#### Set task:
Write out all the entries word for word and omit any pictures.

#### Saved entries:
----------------------------------------
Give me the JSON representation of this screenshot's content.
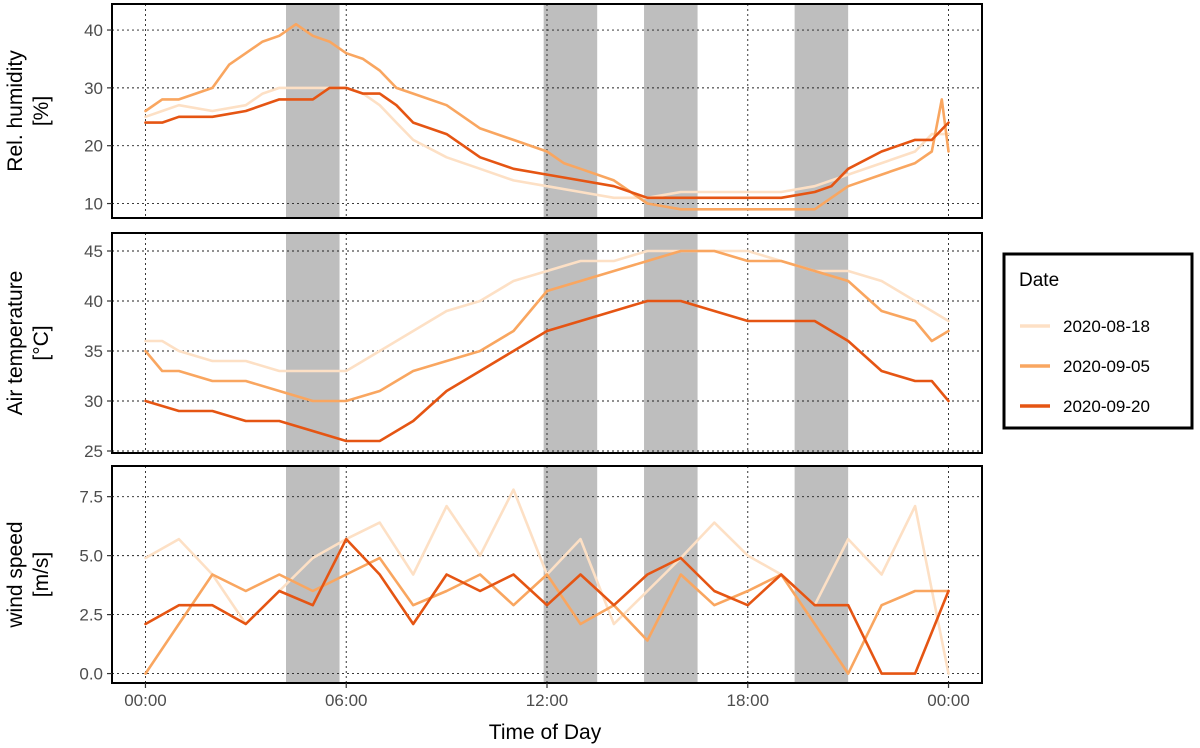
{
  "chart_data": {
    "type": "line",
    "xlabel": "Time of Day",
    "x_ticks": [
      "00:00",
      "06:00",
      "12:00",
      "18:00",
      "00:00"
    ],
    "x_tick_hours": [
      0,
      6,
      12,
      18,
      24
    ],
    "xlim_hours": [
      -1,
      25
    ],
    "shaded_intervals_hours": [
      [
        4.2,
        5.8
      ],
      [
        11.9,
        13.5
      ],
      [
        14.9,
        16.5
      ],
      [
        19.4,
        21.0
      ]
    ],
    "shade_color": "#bebebe",
    "legend": {
      "title": "Date",
      "entries": [
        {
          "label": "2020-08-18",
          "color": "#fde0c5"
        },
        {
          "label": "2020-09-05",
          "color": "#f9a660"
        },
        {
          "label": "2020-09-20",
          "color": "#e55513"
        }
      ],
      "placement": "right"
    },
    "panels": [
      {
        "ylabel_lines": [
          "Rel. humidity",
          "[%]"
        ],
        "ylim": [
          7.5,
          44.5
        ],
        "yticks": [
          10,
          20,
          30,
          40
        ],
        "ytick_labels": [
          "10",
          "20",
          "30",
          "40"
        ],
        "series": [
          {
            "name": "2020-08-18",
            "x": [
              0,
              0.5,
              1,
              2,
              3,
              3.5,
              4,
              5,
              6,
              6.5,
              7,
              7.5,
              8,
              9,
              10,
              11,
              12,
              13,
              14,
              15,
              16,
              17,
              18,
              19,
              20,
              21,
              22,
              23,
              23.5,
              24
            ],
            "y": [
              25,
              26,
              27,
              26,
              27,
              29,
              30,
              30,
              30,
              29,
              27,
              24,
              21,
              18,
              16,
              14,
              13,
              12,
              11,
              11,
              12,
              12,
              12,
              12,
              13,
              15,
              17,
              19,
              22,
              22
            ]
          },
          {
            "name": "2020-09-05",
            "x": [
              0,
              0.5,
              1,
              1.5,
              2,
              2.5,
              3,
              3.5,
              4,
              4.5,
              5,
              5.5,
              6,
              6.5,
              7,
              7.5,
              8,
              9,
              10,
              11,
              12,
              12.5,
              13,
              14,
              15,
              16,
              17,
              18,
              19,
              20,
              20.5,
              21,
              22,
              23,
              23.5,
              23.8,
              24
            ],
            "y": [
              26,
              28,
              28,
              29,
              30,
              34,
              36,
              38,
              39,
              41,
              39,
              38,
              36,
              35,
              33,
              30,
              29,
              27,
              23,
              21,
              19,
              17,
              16,
              14,
              10,
              9,
              9,
              9,
              9,
              9,
              11,
              13,
              15,
              17,
              19,
              28,
              19
            ]
          },
          {
            "name": "2020-09-20",
            "x": [
              0,
              0.5,
              1,
              2,
              3,
              4,
              5,
              5.5,
              6,
              6.5,
              7,
              7.5,
              8,
              9,
              10,
              11,
              12,
              13,
              14,
              15,
              16,
              17,
              18,
              19,
              20,
              20.5,
              21,
              22,
              22.5,
              23,
              23.5,
              24
            ],
            "y": [
              24,
              24,
              25,
              25,
              26,
              28,
              28,
              30,
              30,
              29,
              29,
              27,
              24,
              22,
              18,
              16,
              15,
              14,
              13,
              11,
              11,
              11,
              11,
              11,
              12,
              13,
              16,
              19,
              20,
              21,
              21,
              24
            ]
          }
        ]
      },
      {
        "ylabel_lines": [
          "Air temperature",
          "[°C]"
        ],
        "ylim": [
          24.8,
          46.8
        ],
        "yticks": [
          25,
          30,
          35,
          40,
          45
        ],
        "ytick_labels": [
          "25",
          "30",
          "35",
          "40",
          "45"
        ],
        "series": [
          {
            "name": "2020-08-18",
            "x": [
              0,
              0.5,
              1,
              2,
              3,
              4,
              5,
              6,
              6.5,
              7,
              8,
              9,
              10,
              11,
              12,
              13,
              14,
              15,
              16,
              17,
              18,
              19,
              20,
              21,
              22,
              23,
              24
            ],
            "y": [
              36,
              36,
              35,
              34,
              34,
              33,
              33,
              33,
              34,
              35,
              37,
              39,
              40,
              42,
              43,
              44,
              44,
              45,
              45,
              45,
              45,
              44,
              43,
              43,
              42,
              40,
              38
            ]
          },
          {
            "name": "2020-09-05",
            "x": [
              0,
              0.5,
              1,
              2,
              3,
              4,
              5,
              6,
              7,
              8,
              9,
              10,
              11,
              12,
              13,
              14,
              15,
              16,
              17,
              18,
              19,
              20,
              21,
              22,
              23,
              23.5,
              24
            ],
            "y": [
              35,
              33,
              33,
              32,
              32,
              31,
              30,
              30,
              31,
              33,
              34,
              35,
              37,
              41,
              42,
              43,
              44,
              45,
              45,
              44,
              44,
              43,
              42,
              39,
              38,
              36,
              37
            ]
          },
          {
            "name": "2020-09-20",
            "x": [
              0,
              1,
              2,
              3,
              4,
              5,
              6,
              7,
              8,
              9,
              10,
              11,
              12,
              13,
              14,
              15,
              16,
              17,
              18,
              19,
              20,
              21,
              22,
              23,
              23.5,
              24
            ],
            "y": [
              30,
              29,
              29,
              28,
              28,
              27,
              26,
              26,
              28,
              31,
              33,
              35,
              37,
              38,
              39,
              40,
              40,
              39,
              38,
              38,
              38,
              36,
              33,
              32,
              32,
              30
            ]
          }
        ]
      },
      {
        "ylabel_lines": [
          "wind speed",
          "[m/s]"
        ],
        "ylim": [
          -0.4,
          8.8
        ],
        "yticks": [
          0,
          2.5,
          5,
          7.5
        ],
        "ytick_labels": [
          "0.0",
          "2.5",
          "5.0",
          "7.5"
        ],
        "series": [
          {
            "name": "2020-08-18",
            "x": [
              0,
              1,
              2,
              3,
              4,
              5,
              6,
              7,
              8,
              9,
              10,
              11,
              12,
              13,
              14,
              15,
              16,
              17,
              18,
              19,
              20,
              21,
              22,
              23,
              24
            ],
            "y": [
              4.9,
              5.7,
              4.2,
              2.1,
              3.5,
              4.9,
              5.7,
              6.4,
              4.2,
              7.1,
              5.0,
              7.8,
              4.2,
              5.7,
              2.1,
              3.5,
              4.9,
              6.4,
              5.0,
              4.2,
              2.9,
              5.7,
              4.2,
              7.1,
              0.0
            ]
          },
          {
            "name": "2020-09-05",
            "x": [
              0,
              1,
              2,
              3,
              4,
              5,
              6,
              7,
              8,
              9,
              10,
              11,
              12,
              13,
              14,
              15,
              16,
              17,
              18,
              19,
              20,
              21,
              22,
              23,
              24
            ],
            "y": [
              0.0,
              2.1,
              4.2,
              3.5,
              4.2,
              3.5,
              4.2,
              4.9,
              2.9,
              3.5,
              4.2,
              2.9,
              4.2,
              2.1,
              2.9,
              1.4,
              4.2,
              2.9,
              3.5,
              4.2,
              2.1,
              0.0,
              2.9,
              3.5,
              3.5
            ]
          },
          {
            "name": "2020-09-20",
            "x": [
              0,
              1,
              2,
              3,
              4,
              5,
              6,
              7,
              8,
              9,
              10,
              11,
              12,
              13,
              14,
              15,
              16,
              17,
              18,
              19,
              20,
              21,
              22,
              23,
              24
            ],
            "y": [
              2.1,
              2.9,
              2.9,
              2.1,
              3.5,
              2.9,
              5.7,
              4.2,
              2.1,
              4.2,
              3.5,
              4.2,
              2.9,
              4.2,
              2.9,
              4.2,
              4.9,
              3.5,
              2.9,
              4.2,
              2.9,
              2.9,
              0.0,
              0.0,
              3.5
            ]
          }
        ]
      }
    ]
  }
}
----------------------------------------
#### Answer to this exercise:
Give me the JSON representation of this screenshot's content.
{
  "chart_data": {
    "type": "line",
    "xlabel": "Time of Day",
    "x_ticks": [
      "00:00",
      "06:00",
      "12:00",
      "18:00",
      "00:00"
    ],
    "x_tick_hours": [
      0,
      6,
      12,
      18,
      24
    ],
    "xlim_hours": [
      -1,
      25
    ],
    "shaded_intervals_hours": [
      [
        4.2,
        5.8
      ],
      [
        11.9,
        13.5
      ],
      [
        14.9,
        16.5
      ],
      [
        19.4,
        21.0
      ]
    ],
    "shade_color": "#bebebe",
    "legend": {
      "title": "Date",
      "entries": [
        {
          "label": "2020-08-18",
          "color": "#fde0c5"
        },
        {
          "label": "2020-09-05",
          "color": "#f9a660"
        },
        {
          "label": "2020-09-20",
          "color": "#e55513"
        }
      ],
      "placement": "right"
    },
    "panels": [
      {
        "ylabel_lines": [
          "Rel. humidity",
          "[%]"
        ],
        "ylim": [
          7.5,
          44.5
        ],
        "yticks": [
          10,
          20,
          30,
          40
        ],
        "ytick_labels": [
          "10",
          "20",
          "30",
          "40"
        ],
        "series": [
          {
            "name": "2020-08-18",
            "x": [
              0,
              0.5,
              1,
              2,
              3,
              3.5,
              4,
              5,
              6,
              6.5,
              7,
              7.5,
              8,
              9,
              10,
              11,
              12,
              13,
              14,
              15,
              16,
              17,
              18,
              19,
              20,
              21,
              22,
              23,
              23.5,
              24
            ],
            "y": [
              25,
              26,
              27,
              26,
              27,
              29,
              30,
              30,
              30,
              29,
              27,
              24,
              21,
              18,
              16,
              14,
              13,
              12,
              11,
              11,
              12,
              12,
              12,
              12,
              13,
              15,
              17,
              19,
              22,
              22
            ]
          },
          {
            "name": "2020-09-05",
            "x": [
              0,
              0.5,
              1,
              1.5,
              2,
              2.5,
              3,
              3.5,
              4,
              4.5,
              5,
              5.5,
              6,
              6.5,
              7,
              7.5,
              8,
              9,
              10,
              11,
              12,
              12.5,
              13,
              14,
              15,
              16,
              17,
              18,
              19,
              20,
              20.5,
              21,
              22,
              23,
              23.5,
              23.8,
              24
            ],
            "y": [
              26,
              28,
              28,
              29,
              30,
              34,
              36,
              38,
              39,
              41,
              39,
              38,
              36,
              35,
              33,
              30,
              29,
              27,
              23,
              21,
              19,
              17,
              16,
              14,
              10,
              9,
              9,
              9,
              9,
              9,
              11,
              13,
              15,
              17,
              19,
              28,
              19
            ]
          },
          {
            "name": "2020-09-20",
            "x": [
              0,
              0.5,
              1,
              2,
              3,
              4,
              5,
              5.5,
              6,
              6.5,
              7,
              7.5,
              8,
              9,
              10,
              11,
              12,
              13,
              14,
              15,
              16,
              17,
              18,
              19,
              20,
              20.5,
              21,
              22,
              22.5,
              23,
              23.5,
              24
            ],
            "y": [
              24,
              24,
              25,
              25,
              26,
              28,
              28,
              30,
              30,
              29,
              29,
              27,
              24,
              22,
              18,
              16,
              15,
              14,
              13,
              11,
              11,
              11,
              11,
              11,
              12,
              13,
              16,
              19,
              20,
              21,
              21,
              24
            ]
          }
        ]
      },
      {
        "ylabel_lines": [
          "Air temperature",
          "[°C]"
        ],
        "ylim": [
          24.8,
          46.8
        ],
        "yticks": [
          25,
          30,
          35,
          40,
          45
        ],
        "ytick_labels": [
          "25",
          "30",
          "35",
          "40",
          "45"
        ],
        "series": [
          {
            "name": "2020-08-18",
            "x": [
              0,
              0.5,
              1,
              2,
              3,
              4,
              5,
              6,
              6.5,
              7,
              8,
              9,
              10,
              11,
              12,
              13,
              14,
              15,
              16,
              17,
              18,
              19,
              20,
              21,
              22,
              23,
              24
            ],
            "y": [
              36,
              36,
              35,
              34,
              34,
              33,
              33,
              33,
              34,
              35,
              37,
              39,
              40,
              42,
              43,
              44,
              44,
              45,
              45,
              45,
              45,
              44,
              43,
              43,
              42,
              40,
              38
            ]
          },
          {
            "name": "2020-09-05",
            "x": [
              0,
              0.5,
              1,
              2,
              3,
              4,
              5,
              6,
              7,
              8,
              9,
              10,
              11,
              12,
              13,
              14,
              15,
              16,
              17,
              18,
              19,
              20,
              21,
              22,
              23,
              23.5,
              24
            ],
            "y": [
              35,
              33,
              33,
              32,
              32,
              31,
              30,
              30,
              31,
              33,
              34,
              35,
              37,
              41,
              42,
              43,
              44,
              45,
              45,
              44,
              44,
              43,
              42,
              39,
              38,
              36,
              37
            ]
          },
          {
            "name": "2020-09-20",
            "x": [
              0,
              1,
              2,
              3,
              4,
              5,
              6,
              7,
              8,
              9,
              10,
              11,
              12,
              13,
              14,
              15,
              16,
              17,
              18,
              19,
              20,
              21,
              22,
              23,
              23.5,
              24
            ],
            "y": [
              30,
              29,
              29,
              28,
              28,
              27,
              26,
              26,
              28,
              31,
              33,
              35,
              37,
              38,
              39,
              40,
              40,
              39,
              38,
              38,
              38,
              36,
              33,
              32,
              32,
              30
            ]
          }
        ]
      },
      {
        "ylabel_lines": [
          "wind speed",
          "[m/s]"
        ],
        "ylim": [
          -0.4,
          8.8
        ],
        "yticks": [
          0,
          2.5,
          5,
          7.5
        ],
        "ytick_labels": [
          "0.0",
          "2.5",
          "5.0",
          "7.5"
        ],
        "series": [
          {
            "name": "2020-08-18",
            "x": [
              0,
              1,
              2,
              3,
              4,
              5,
              6,
              7,
              8,
              9,
              10,
              11,
              12,
              13,
              14,
              15,
              16,
              17,
              18,
              19,
              20,
              21,
              22,
              23,
              24
            ],
            "y": [
              4.9,
              5.7,
              4.2,
              2.1,
              3.5,
              4.9,
              5.7,
              6.4,
              4.2,
              7.1,
              5.0,
              7.8,
              4.2,
              5.7,
              2.1,
              3.5,
              4.9,
              6.4,
              5.0,
              4.2,
              2.9,
              5.7,
              4.2,
              7.1,
              0.0
            ]
          },
          {
            "name": "2020-09-05",
            "x": [
              0,
              1,
              2,
              3,
              4,
              5,
              6,
              7,
              8,
              9,
              10,
              11,
              12,
              13,
              14,
              15,
              16,
              17,
              18,
              19,
              20,
              21,
              22,
              23,
              24
            ],
            "y": [
              0.0,
              2.1,
              4.2,
              3.5,
              4.2,
              3.5,
              4.2,
              4.9,
              2.9,
              3.5,
              4.2,
              2.9,
              4.2,
              2.1,
              2.9,
              1.4,
              4.2,
              2.9,
              3.5,
              4.2,
              2.1,
              0.0,
              2.9,
              3.5,
              3.5
            ]
          },
          {
            "name": "2020-09-20",
            "x": [
              0,
              1,
              2,
              3,
              4,
              5,
              6,
              7,
              8,
              9,
              10,
              11,
              12,
              13,
              14,
              15,
              16,
              17,
              18,
              19,
              20,
              21,
              22,
              23,
              24
            ],
            "y": [
              2.1,
              2.9,
              2.9,
              2.1,
              3.5,
              2.9,
              5.7,
              4.2,
              2.1,
              4.2,
              3.5,
              4.2,
              2.9,
              4.2,
              2.9,
              4.2,
              4.9,
              3.5,
              2.9,
              4.2,
              2.9,
              2.9,
              0.0,
              0.0,
              3.5
            ]
          }
        ]
      }
    ]
  }
}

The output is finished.